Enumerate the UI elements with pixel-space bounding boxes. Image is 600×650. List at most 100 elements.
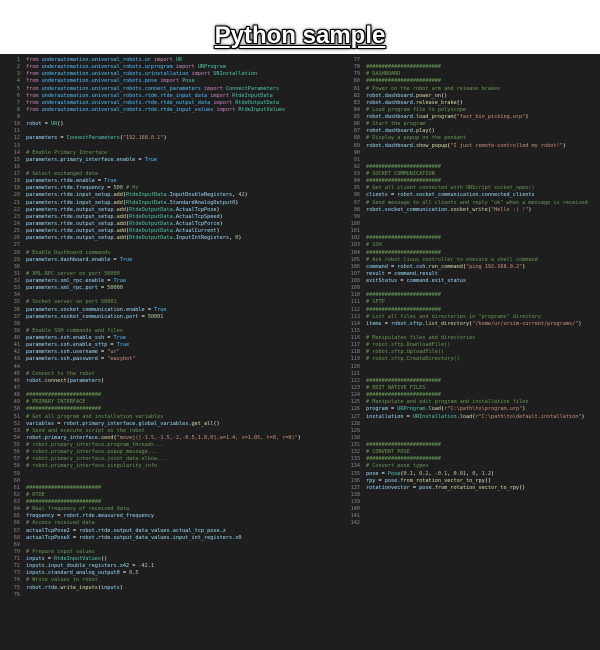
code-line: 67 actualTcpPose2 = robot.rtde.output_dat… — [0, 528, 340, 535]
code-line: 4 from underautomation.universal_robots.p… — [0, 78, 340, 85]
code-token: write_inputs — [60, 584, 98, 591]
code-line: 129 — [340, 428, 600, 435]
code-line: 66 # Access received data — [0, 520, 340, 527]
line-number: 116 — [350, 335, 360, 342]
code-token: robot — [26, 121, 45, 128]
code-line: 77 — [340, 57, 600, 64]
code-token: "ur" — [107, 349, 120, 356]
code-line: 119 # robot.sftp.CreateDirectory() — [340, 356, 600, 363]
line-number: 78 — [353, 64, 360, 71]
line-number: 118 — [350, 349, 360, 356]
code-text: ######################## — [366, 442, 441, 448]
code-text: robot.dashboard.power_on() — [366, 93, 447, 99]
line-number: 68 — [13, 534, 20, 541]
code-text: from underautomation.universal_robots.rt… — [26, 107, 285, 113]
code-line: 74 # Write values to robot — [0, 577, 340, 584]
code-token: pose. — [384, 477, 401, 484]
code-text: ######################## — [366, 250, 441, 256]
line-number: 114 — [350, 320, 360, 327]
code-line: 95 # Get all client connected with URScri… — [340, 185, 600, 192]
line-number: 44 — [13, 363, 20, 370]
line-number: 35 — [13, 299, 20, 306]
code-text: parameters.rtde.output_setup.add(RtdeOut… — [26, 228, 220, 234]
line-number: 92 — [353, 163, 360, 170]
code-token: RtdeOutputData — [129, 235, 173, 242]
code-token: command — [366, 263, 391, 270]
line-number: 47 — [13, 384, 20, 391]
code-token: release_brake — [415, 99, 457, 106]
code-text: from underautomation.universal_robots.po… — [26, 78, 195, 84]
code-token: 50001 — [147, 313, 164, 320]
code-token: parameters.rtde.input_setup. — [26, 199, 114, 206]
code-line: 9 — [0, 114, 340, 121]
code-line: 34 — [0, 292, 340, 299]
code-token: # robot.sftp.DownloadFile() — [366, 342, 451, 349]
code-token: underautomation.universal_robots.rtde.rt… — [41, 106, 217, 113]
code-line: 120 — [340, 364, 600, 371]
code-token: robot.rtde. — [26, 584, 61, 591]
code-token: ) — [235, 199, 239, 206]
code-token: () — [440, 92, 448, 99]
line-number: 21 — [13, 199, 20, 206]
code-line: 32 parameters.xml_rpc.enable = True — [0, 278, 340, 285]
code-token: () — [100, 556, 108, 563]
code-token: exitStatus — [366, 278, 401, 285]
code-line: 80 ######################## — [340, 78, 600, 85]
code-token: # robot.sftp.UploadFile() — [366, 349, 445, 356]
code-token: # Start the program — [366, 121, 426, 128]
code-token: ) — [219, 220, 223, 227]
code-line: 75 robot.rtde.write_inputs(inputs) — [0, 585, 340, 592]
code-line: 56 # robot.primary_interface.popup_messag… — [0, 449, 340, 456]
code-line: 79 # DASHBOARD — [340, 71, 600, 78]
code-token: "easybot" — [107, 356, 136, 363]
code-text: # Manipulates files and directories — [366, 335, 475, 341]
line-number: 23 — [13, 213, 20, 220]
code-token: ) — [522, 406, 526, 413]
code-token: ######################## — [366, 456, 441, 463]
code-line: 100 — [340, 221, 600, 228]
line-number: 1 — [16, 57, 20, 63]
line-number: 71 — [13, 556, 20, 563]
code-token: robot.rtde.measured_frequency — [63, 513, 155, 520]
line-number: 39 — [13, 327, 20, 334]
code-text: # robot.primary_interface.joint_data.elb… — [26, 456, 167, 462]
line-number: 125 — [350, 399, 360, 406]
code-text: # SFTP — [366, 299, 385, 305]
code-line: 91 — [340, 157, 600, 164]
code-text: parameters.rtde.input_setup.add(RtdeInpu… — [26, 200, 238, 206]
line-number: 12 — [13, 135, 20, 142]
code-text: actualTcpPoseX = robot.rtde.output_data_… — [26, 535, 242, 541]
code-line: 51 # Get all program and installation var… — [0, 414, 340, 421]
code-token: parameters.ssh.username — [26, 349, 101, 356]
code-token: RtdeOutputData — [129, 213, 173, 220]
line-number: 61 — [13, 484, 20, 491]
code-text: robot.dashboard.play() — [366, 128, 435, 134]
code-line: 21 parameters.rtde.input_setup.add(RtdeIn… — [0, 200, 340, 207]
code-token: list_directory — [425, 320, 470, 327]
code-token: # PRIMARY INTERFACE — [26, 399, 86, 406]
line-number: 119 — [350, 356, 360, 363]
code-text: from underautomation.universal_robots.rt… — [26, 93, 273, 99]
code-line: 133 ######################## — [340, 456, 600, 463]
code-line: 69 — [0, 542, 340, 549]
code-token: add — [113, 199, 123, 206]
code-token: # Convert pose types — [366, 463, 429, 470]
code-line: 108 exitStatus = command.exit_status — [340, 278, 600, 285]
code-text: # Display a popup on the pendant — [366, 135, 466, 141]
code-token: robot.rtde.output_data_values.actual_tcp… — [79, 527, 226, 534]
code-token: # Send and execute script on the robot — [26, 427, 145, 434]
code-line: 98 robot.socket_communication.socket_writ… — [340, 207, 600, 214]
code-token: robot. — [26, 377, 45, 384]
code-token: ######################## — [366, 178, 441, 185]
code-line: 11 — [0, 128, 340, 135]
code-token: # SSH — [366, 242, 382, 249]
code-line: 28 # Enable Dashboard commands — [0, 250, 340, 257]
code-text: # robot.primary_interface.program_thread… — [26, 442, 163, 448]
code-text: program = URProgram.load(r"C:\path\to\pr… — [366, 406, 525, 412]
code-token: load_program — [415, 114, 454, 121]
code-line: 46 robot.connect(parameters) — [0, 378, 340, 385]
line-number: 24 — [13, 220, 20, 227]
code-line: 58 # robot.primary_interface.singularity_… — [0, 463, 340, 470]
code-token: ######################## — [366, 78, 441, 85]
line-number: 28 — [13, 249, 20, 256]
★ ★ ★ ★ ★ ★ ★
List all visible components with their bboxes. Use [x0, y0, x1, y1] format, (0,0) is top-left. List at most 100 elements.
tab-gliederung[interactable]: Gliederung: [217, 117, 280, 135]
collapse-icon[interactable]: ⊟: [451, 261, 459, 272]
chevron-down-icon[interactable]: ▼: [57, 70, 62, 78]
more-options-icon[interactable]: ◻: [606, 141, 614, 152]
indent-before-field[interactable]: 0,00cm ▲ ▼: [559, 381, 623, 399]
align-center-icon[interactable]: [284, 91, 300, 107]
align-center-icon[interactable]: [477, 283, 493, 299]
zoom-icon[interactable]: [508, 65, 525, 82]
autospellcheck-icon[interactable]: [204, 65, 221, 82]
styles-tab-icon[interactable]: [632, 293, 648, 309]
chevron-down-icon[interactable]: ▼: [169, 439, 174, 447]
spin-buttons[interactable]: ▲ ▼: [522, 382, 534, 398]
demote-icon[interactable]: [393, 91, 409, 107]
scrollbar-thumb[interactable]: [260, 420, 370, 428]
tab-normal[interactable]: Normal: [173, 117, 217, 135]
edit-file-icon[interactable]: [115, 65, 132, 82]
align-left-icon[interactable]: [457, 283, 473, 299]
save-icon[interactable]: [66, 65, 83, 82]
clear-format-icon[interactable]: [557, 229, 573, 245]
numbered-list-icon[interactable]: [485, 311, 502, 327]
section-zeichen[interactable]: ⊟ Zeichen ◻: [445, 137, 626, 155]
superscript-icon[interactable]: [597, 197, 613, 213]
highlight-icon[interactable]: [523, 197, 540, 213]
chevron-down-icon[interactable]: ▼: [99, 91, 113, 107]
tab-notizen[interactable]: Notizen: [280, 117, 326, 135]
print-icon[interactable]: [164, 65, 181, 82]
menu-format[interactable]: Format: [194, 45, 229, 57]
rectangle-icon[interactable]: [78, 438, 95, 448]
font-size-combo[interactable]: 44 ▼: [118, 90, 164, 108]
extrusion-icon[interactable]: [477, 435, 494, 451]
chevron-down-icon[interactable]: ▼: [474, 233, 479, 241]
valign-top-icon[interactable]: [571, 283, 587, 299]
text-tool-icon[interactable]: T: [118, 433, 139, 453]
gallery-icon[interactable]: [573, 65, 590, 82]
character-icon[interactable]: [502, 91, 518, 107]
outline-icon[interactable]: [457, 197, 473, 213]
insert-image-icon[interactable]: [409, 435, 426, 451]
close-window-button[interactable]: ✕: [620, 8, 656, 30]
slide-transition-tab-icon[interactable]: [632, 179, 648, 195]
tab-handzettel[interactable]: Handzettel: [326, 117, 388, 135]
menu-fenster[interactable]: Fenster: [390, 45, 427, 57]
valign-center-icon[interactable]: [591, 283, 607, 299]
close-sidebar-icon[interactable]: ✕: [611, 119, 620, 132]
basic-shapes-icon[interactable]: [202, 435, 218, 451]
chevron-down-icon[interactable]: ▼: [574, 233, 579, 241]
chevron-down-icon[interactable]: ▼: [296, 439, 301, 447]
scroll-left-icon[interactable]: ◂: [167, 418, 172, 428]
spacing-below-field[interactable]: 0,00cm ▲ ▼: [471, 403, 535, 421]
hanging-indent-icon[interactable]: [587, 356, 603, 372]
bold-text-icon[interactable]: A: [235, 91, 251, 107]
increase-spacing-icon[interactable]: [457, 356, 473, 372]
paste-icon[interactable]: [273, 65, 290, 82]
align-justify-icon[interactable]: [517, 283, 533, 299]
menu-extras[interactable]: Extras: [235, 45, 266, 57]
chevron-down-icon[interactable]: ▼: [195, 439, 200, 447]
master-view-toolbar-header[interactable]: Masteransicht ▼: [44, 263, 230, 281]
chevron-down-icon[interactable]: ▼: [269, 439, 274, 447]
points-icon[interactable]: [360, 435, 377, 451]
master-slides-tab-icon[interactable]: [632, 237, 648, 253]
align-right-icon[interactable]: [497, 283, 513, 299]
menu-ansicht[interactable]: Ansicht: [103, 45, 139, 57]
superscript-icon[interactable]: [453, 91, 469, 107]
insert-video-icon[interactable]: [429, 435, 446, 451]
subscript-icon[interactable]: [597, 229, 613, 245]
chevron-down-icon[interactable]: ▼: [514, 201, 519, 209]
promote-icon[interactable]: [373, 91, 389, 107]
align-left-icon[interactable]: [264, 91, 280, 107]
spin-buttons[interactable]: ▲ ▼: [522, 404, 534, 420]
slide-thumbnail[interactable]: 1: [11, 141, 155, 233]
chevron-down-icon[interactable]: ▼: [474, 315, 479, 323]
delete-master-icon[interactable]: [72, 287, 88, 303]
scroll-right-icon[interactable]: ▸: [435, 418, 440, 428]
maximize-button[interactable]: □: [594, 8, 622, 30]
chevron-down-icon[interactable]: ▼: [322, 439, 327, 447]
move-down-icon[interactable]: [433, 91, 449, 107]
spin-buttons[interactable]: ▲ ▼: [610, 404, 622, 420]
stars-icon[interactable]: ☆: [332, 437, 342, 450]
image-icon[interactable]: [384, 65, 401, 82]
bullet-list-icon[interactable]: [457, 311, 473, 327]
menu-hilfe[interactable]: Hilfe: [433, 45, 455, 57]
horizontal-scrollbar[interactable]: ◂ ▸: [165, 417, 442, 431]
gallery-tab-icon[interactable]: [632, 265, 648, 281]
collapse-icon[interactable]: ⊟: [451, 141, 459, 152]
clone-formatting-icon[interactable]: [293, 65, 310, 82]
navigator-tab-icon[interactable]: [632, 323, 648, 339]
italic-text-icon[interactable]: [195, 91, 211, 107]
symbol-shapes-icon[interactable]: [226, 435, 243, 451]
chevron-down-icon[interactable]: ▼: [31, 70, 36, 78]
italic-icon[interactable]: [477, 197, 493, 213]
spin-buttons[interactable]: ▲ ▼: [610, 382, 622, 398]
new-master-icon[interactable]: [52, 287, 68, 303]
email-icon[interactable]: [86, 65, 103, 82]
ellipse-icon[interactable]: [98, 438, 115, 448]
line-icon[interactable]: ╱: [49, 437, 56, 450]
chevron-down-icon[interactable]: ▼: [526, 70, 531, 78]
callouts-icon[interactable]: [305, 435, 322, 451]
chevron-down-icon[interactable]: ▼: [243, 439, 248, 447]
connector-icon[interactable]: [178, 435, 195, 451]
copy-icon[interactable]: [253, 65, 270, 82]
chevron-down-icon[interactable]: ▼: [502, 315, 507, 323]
★ ★ ★ ★ ★ ★ ★
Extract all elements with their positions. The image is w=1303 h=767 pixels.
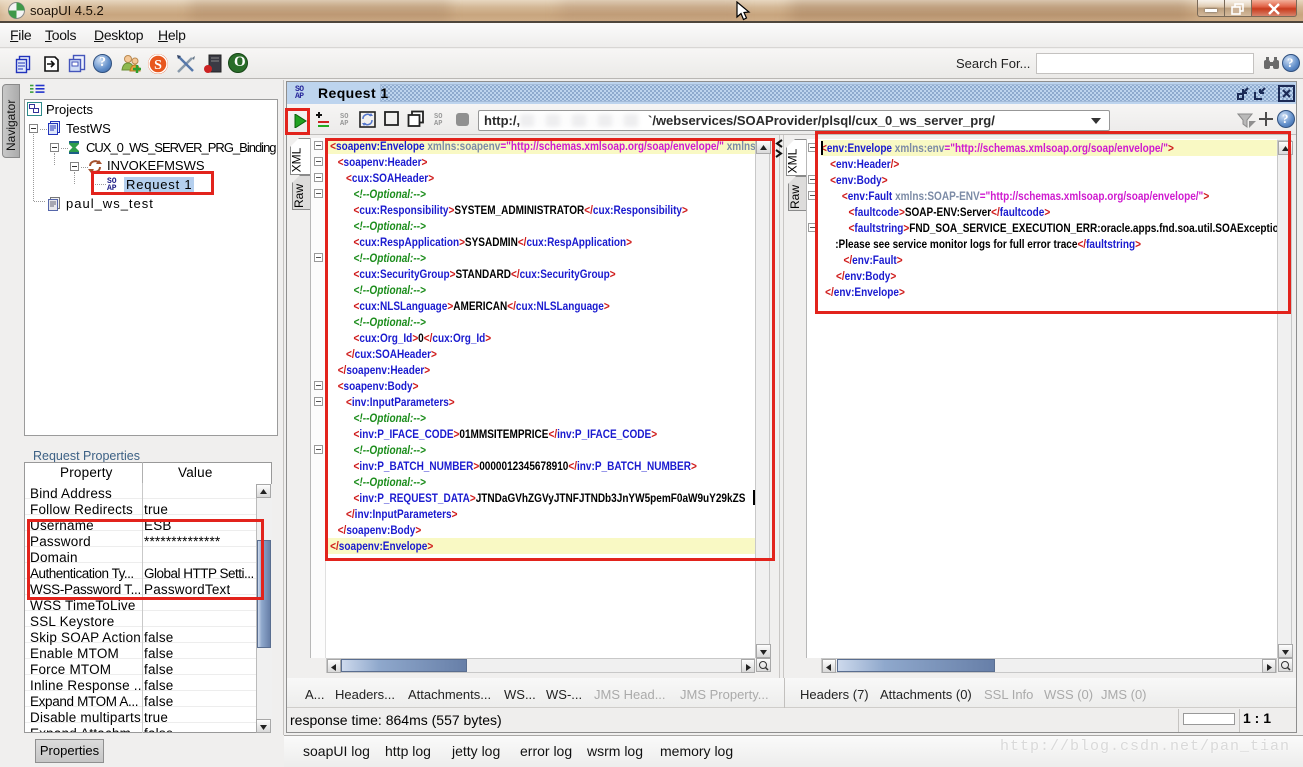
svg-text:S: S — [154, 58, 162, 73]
★ ★ ★ ★ ★ ★ ★
Could you quote the records from the line containing "Enumerate the UI" through the line containing "line-number: 118 — [350, 349, 360, 356]", with both of those lines included and any pictures left out?

Enumerate the UI elements with pixel-space bounding boxes. Image is 600×650. List at most 100 elements.
code-line: 67 actualTcpPose2 = robot.rtde.output_dat… — [0, 528, 340, 535]
code-line: 4 from underautomation.universal_robots.p… — [0, 78, 340, 85]
code-token: write_inputs — [60, 584, 98, 591]
code-line: 129 — [340, 428, 600, 435]
code-line: 66 # Access received data — [0, 520, 340, 527]
line-number: 116 — [350, 335, 360, 342]
code-token: robot — [26, 121, 45, 128]
code-line: 77 — [340, 57, 600, 64]
code-token: "ur" — [107, 349, 120, 356]
code-line: 119 # robot.sftp.CreateDirectory() — [340, 356, 600, 363]
line-number: 78 — [353, 64, 360, 71]
line-number: 118 — [350, 349, 360, 356]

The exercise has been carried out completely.